(Extracted records)
◇ ◇ ◇ ◇ ◇

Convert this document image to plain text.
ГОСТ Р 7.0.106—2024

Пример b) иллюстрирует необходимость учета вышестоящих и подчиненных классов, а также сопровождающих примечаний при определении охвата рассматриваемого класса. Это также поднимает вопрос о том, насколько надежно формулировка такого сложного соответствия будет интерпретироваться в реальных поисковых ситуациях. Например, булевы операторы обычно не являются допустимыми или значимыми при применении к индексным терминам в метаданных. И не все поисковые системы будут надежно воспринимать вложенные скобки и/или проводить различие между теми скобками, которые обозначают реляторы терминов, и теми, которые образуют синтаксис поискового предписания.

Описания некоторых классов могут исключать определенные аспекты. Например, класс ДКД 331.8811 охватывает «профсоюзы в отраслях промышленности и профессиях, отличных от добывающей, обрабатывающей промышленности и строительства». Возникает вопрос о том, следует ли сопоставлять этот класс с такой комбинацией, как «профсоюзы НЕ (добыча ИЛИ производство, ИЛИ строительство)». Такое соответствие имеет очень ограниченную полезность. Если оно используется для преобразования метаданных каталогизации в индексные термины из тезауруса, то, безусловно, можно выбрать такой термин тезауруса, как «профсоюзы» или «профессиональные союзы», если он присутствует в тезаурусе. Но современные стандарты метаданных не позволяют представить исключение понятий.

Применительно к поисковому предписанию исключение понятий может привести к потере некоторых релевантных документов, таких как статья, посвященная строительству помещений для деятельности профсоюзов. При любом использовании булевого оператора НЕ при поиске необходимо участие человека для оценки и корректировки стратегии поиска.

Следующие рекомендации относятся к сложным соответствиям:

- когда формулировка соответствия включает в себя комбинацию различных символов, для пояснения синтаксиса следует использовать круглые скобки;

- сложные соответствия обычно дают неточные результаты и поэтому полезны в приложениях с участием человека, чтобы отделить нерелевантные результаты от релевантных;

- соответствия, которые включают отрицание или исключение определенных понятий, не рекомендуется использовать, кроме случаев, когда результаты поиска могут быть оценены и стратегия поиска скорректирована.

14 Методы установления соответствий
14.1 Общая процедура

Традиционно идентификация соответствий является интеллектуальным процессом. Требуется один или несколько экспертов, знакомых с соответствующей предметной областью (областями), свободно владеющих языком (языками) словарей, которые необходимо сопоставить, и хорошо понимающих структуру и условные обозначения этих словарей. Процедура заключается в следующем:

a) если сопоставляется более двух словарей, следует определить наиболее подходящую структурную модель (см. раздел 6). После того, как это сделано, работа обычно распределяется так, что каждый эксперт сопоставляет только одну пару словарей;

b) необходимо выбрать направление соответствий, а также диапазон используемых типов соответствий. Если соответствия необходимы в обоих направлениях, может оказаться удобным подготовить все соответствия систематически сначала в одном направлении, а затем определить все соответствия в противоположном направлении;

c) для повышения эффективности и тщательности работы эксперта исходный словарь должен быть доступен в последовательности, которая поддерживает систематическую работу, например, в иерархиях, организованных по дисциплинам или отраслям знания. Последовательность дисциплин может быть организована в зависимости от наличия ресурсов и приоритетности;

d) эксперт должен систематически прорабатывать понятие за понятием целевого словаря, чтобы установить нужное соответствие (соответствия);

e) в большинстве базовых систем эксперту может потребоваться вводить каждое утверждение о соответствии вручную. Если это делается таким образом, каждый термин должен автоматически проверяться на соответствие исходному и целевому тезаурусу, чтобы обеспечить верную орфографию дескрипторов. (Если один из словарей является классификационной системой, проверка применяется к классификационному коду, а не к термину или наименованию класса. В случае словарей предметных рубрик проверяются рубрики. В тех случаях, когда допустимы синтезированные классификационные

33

◇ ◇ ◇ ◇ ◇

• [WORK TO BE COMPLETED]: Lines that hold the word "соответствий" are the ones to return, every one of them.

• [EXERCISE RESPONSE]:
14 Методы установления соответствий
Традиционно идентификация соответствий является интеллектуальным процессом. Требуется один или несколько экспертов, знакомых с соответствующей предметной областью (областями), свободно владеющих языком (языками) словарей, которые необходимо сопоставить, и хорошо понимающих структуру и условные обозначения этих словарей. Процедура заключается в следующем:
b) необходимо выбрать направление соответствий, а также диапазон используемых типов соответствий. Если соответствия необходимы в обоих направлениях, может оказаться удобным подготовить все соответствия систематически сначала в одном направлении, а затем определить все соответствия в противоположном направлении;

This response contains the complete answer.